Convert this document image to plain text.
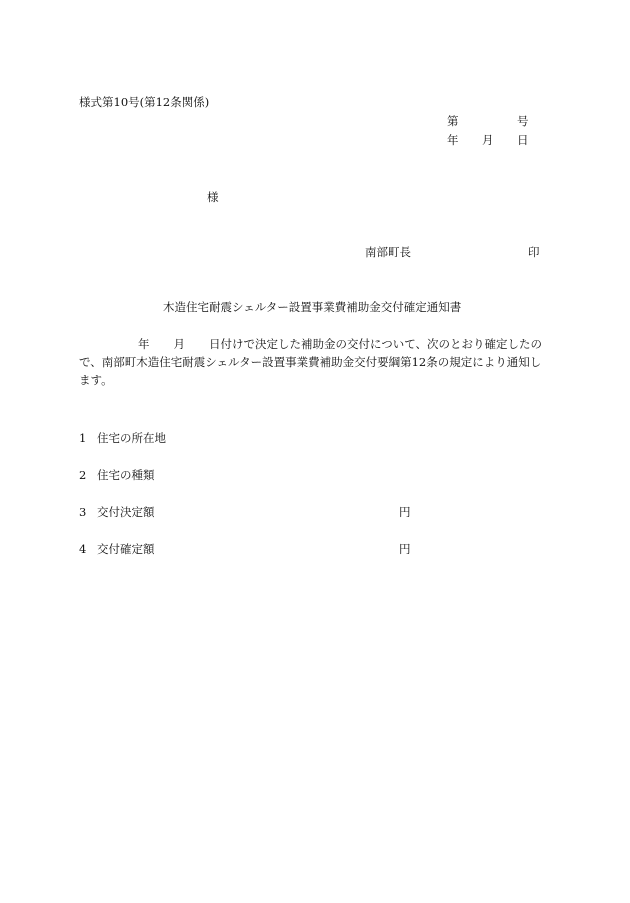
様式第10号(第12条関係)
第	号
年 月 日
様
南部町長	印
木造住宅耐震シェルター設置事業費補助金交付確定通知書
年 月 日付けで決定した補助金の交付について、次のとおり確定したの
で、南部町木造住宅耐震シェルター設置事業費補助金交付要綱第12条の規定により通知し
ます。
1 住宅の所在地
2 住宅の種類
3 交付決定額	円
4 交付確定額	円
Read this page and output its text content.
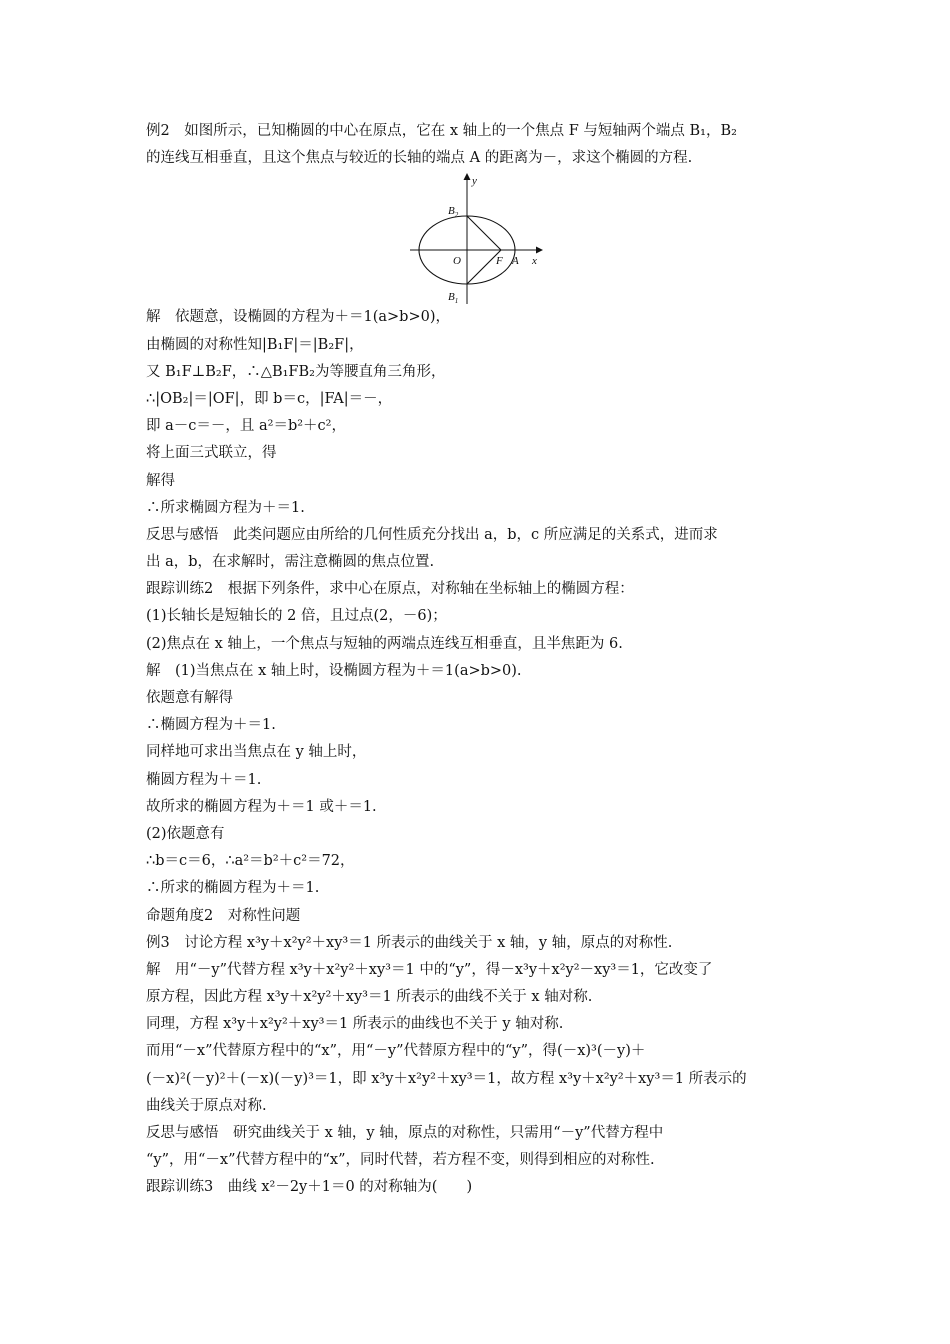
例2　如图所示，已知椭圆的中心在原点，它在 x 轴上的一个焦点 F 与短轴两个端点 B₁，B₂
的连线互相垂直，且这个焦点与较近的长轴的端点 A 的距离为－，求这个椭圆的方程.
y
x
$B_2$
$B_1$
O	F A
解　依题意，设椭圆的方程为＋＝1(a>b>0)，
由椭圆的对称性知|B₁F|＝|B₂F|，
又 B₁F⊥B₂F，∴△B₁FB₂为等腰直角三角形，
∴|OB₂|＝|OF|，即 b＝c，|FA|＝－，
即 a－c＝－，且 a²＝b²＋c²，
将上面三式联立，得
解得
∴所求椭圆方程为＋＝1.
反思与感悟　此类问题应由所给的几何性质充分找出 a，b，c 所应满足的关系式，进而求
出 a，b，在求解时，需注意椭圆的焦点位置.
跟踪训练2　根据下列条件，求中心在原点，对称轴在坐标轴上的椭圆方程：
(1)长轴长是短轴长的 2 倍，且过点(2，－6)；
(2)焦点在 x 轴上，一个焦点与短轴的两端点连线互相垂直，且半焦距为 6.
解　(1)当焦点在 x 轴上时，设椭圆方程为＋＝1(a>b>0).
依题意有解得
∴椭圆方程为＋＝1.
同样地可求出当焦点在 y 轴上时，
椭圆方程为＋＝1.
故所求的椭圆方程为＋＝1 或＋＝1.
(2)依题意有
∴b＝c＝6，∴a²＝b²＋c²＝72，
∴所求的椭圆方程为＋＝1.
命题角度2　对称性问题
例3　讨论方程 x³y＋x²y²＋xy³＝1 所表示的曲线关于 x 轴，y 轴，原点的对称性.
解　用“－y”代替方程 x³y＋x²y²＋xy³＝1 中的“y”，得－x³y＋x²y²－xy³＝1，它改变了
原方程，因此方程 x³y＋x²y²＋xy³＝1 所表示的曲线不关于 x 轴对称.
同理，方程 x³y＋x²y²＋xy³＝1 所表示的曲线也不关于 y 轴对称.
而用“－x”代替原方程中的“x”，用“－y”代替原方程中的“y”，得(－x)³(－y)＋
(－x)²(－y)²＋(－x)(－y)³＝1，即 x³y＋x²y²＋xy³＝1，故方程 x³y＋x²y²＋xy³＝1 所表示的
曲线关于原点对称.
反思与感悟　研究曲线关于 x 轴，y 轴，原点的对称性，只需用“－y”代替方程中
“y”，用“－x”代替方程中的“x”，同时代替，若方程不变，则得到相应的对称性.
跟踪训练3　曲线 x²－2y＋1＝0 的对称轴为(　　)
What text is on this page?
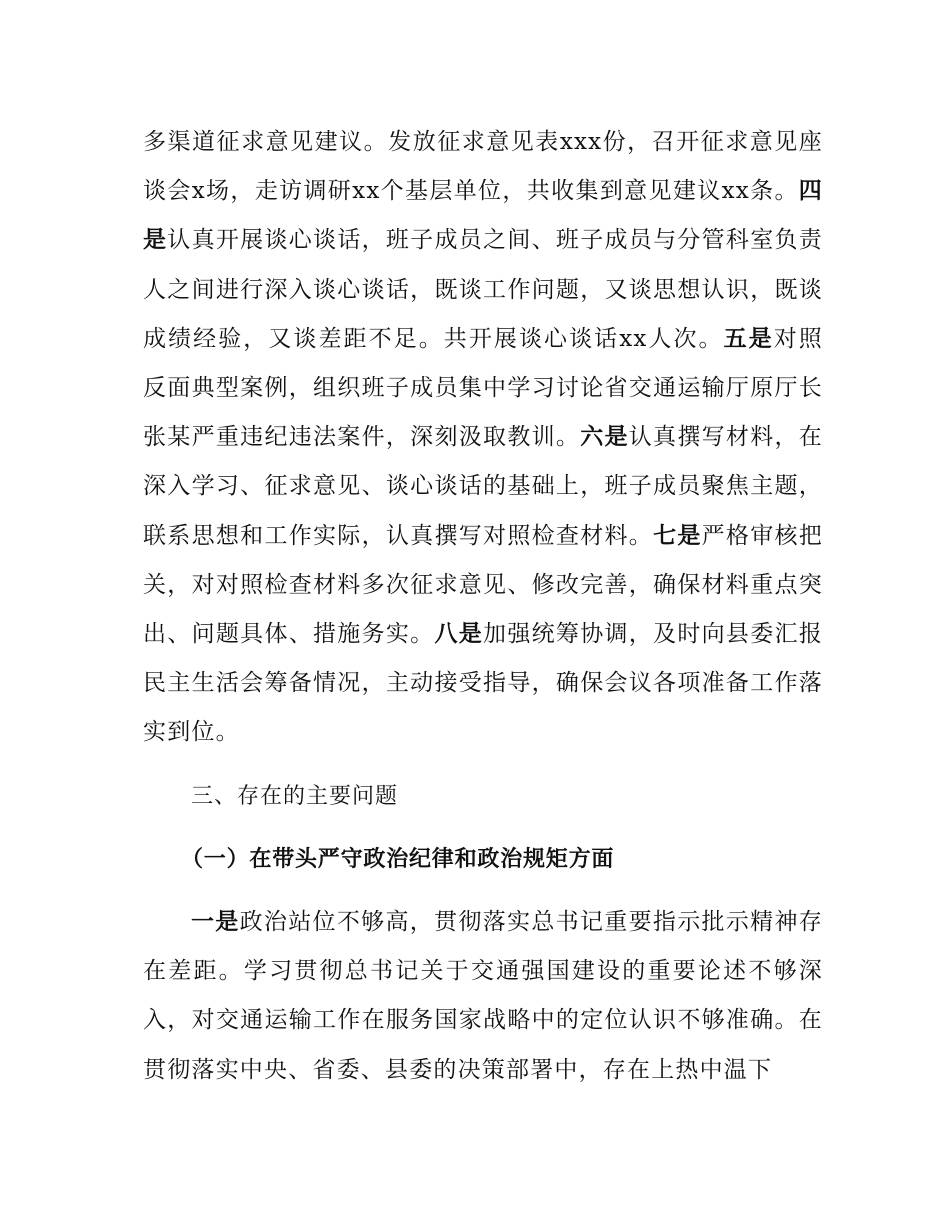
多渠道征求意见建议。发放征求意见表xxx份，召开征求意见座谈会x场，走访调研xx个基层单位，共收集到意见建议xx条。四是认真开展谈心谈话，班子成员之间、班子成员与分管科室负责人之间进行深入谈心谈话，既谈工作问题，又谈思想认识，既谈成绩经验，又谈差距不足。共开展谈心谈话xx人次。五是对照反面典型案例，组织班子成员集中学习讨论省交通运输厅原厅长张某严重违纪违法案件，深刻汲取教训。六是认真撰写材料，在深入学习、征求意见、谈心谈话的基础上，班子成员聚焦主题，联系思想和工作实际，认真撰写对照检查材料。七是严格审核把关，对对照检查材料多次征求意见、修改完善，确保材料重点突出、问题具体、措施务实。八是加强统筹协调，及时向县委汇报民主生活会筹备情况，主动接受指导，确保会议各项准备工作落实到位。

三、存在的主要问题
（一）在带头严守政治纪律和政治规矩方面

一是政治站位不够高，贯彻落实总书记重要指示批示精神存在差距。学习贯彻总书记关于交通强国建设的重要论述不够深入，对交通运输工作在服务国家战略中的定位认识不够准确。在贯彻落实中央、省委、县委的决策部署中，存在上热中温下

TASK GOAL: Write out exactly the lines from the one containing "What text is on this page?" through the last line of the records above, both ends included, and leave out any pictures.

WRITTEN SOLUTION:
What text is on this page?
多渠道征求意见建议。发放征求意见表xxx份，召开征求意见座谈会x场，走访调研xx个基层单位，共收集到意见建议xx条。四是认真开展谈心谈话，班子成员之间、班子成员与分管科室负责人之间进行深入谈心谈话，既谈工作问题，又谈思想认识，既谈成绩经验，又谈差距不足。共开展谈心谈话xx人次。五是对照反面典型案例，组织班子成员集中学习讨论省交通运输厅原厅长张某严重违纪违法案件，深刻汲取教训。六是认真撰写材料，在深入学习、征求意见、谈心谈话的基础上，班子成员聚焦主题，联系思想和工作实际，认真撰写对照检查材料。七是严格审核把关，对对照检查材料多次征求意见、修改完善，确保材料重点突出、问题具体、措施务实。八是加强统筹协调，及时向县委汇报民主生活会筹备情况，主动接受指导，确保会议各项准备工作落实到位。

三、存在的主要问题
（一）在带头严守政治纪律和政治规矩方面

一是政治站位不够高，贯彻落实总书记重要指示批示精神存在差距。学习贯彻总书记关于交通强国建设的重要论述不够深入，对交通运输工作在服务国家战略中的定位认识不够准确。在贯彻落实中央、省委、县委的决策部署中，存在上热中温下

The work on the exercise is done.